↓
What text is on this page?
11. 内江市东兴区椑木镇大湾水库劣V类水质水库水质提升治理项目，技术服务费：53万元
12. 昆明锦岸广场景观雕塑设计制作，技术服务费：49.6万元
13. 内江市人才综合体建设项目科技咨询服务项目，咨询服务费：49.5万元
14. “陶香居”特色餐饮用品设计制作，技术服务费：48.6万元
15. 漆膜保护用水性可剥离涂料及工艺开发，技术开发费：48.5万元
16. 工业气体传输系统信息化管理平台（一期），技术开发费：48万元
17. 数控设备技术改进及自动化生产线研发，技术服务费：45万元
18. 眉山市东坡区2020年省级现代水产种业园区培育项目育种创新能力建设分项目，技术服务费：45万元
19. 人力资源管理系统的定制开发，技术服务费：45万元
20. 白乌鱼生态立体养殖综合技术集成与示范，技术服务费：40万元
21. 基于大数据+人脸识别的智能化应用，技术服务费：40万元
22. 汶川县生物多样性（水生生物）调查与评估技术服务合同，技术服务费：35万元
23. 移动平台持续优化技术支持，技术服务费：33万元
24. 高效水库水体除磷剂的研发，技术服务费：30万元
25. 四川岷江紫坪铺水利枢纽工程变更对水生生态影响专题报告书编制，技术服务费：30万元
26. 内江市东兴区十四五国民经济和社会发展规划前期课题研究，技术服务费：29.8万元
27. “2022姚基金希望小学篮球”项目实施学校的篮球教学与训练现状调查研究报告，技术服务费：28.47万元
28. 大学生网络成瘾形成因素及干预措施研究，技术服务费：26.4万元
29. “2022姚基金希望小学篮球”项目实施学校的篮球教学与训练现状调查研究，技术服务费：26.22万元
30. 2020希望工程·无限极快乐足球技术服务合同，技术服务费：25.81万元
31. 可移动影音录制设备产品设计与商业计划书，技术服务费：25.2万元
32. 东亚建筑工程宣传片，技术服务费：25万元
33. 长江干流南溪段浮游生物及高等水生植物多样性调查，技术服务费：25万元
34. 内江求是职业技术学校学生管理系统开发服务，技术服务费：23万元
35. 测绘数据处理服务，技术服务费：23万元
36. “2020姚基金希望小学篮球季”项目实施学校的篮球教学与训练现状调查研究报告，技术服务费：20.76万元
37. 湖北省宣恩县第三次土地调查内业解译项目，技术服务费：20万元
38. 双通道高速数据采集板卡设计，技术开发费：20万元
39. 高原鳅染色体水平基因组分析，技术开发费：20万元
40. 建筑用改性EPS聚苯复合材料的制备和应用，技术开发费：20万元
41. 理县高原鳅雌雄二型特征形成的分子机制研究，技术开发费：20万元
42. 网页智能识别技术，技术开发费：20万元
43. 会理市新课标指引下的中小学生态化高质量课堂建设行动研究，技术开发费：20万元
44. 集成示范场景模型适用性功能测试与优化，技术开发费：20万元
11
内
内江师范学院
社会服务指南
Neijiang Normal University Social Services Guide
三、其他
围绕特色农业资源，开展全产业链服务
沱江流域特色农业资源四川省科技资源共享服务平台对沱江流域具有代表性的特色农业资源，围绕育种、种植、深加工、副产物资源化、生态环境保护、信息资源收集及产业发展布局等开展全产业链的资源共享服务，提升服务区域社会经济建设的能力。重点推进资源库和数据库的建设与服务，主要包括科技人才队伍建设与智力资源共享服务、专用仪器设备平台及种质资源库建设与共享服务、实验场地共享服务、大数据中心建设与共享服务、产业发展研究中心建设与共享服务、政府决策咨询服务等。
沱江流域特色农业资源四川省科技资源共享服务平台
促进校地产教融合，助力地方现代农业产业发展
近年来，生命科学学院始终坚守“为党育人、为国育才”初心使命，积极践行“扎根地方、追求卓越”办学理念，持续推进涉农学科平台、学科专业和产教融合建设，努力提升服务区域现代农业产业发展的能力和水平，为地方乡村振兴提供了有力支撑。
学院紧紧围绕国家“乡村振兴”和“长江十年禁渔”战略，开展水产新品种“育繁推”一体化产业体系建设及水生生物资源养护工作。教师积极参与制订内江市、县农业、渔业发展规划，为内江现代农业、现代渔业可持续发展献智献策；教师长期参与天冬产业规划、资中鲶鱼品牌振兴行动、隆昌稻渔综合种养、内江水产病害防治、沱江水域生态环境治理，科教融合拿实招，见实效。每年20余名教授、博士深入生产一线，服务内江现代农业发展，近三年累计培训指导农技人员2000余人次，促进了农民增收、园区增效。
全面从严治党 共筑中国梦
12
↑
↓
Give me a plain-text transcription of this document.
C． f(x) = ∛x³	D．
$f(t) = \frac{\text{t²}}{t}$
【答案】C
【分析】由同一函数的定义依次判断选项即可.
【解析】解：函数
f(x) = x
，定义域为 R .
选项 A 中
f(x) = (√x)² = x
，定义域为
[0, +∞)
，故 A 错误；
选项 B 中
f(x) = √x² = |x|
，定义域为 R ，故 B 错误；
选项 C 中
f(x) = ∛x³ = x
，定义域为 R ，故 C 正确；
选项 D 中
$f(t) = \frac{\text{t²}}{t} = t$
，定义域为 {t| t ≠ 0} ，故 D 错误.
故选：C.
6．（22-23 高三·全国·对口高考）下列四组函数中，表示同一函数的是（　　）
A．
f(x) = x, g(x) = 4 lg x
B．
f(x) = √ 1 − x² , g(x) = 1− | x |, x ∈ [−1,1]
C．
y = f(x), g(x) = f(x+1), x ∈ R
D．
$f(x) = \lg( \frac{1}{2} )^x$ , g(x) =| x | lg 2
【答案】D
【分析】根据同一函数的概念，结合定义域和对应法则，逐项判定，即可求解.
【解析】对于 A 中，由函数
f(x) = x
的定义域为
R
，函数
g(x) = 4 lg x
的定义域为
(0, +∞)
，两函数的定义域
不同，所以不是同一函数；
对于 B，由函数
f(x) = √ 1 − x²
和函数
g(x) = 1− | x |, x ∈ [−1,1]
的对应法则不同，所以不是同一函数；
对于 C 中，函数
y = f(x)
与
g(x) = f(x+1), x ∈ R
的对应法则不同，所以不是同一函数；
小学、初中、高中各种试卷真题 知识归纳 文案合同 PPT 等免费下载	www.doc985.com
↑
*Exercise goal*:
Reproduce each line of the material containing the word "frac".

*Correct output*:
$f(t) = \frac{\text{t²}}{t}$
$f(t) = \frac{\text{t²}}{t} = t$
$f(x) = \lg( \frac{1}{2} )^x$ , g(x) =| x | lg 2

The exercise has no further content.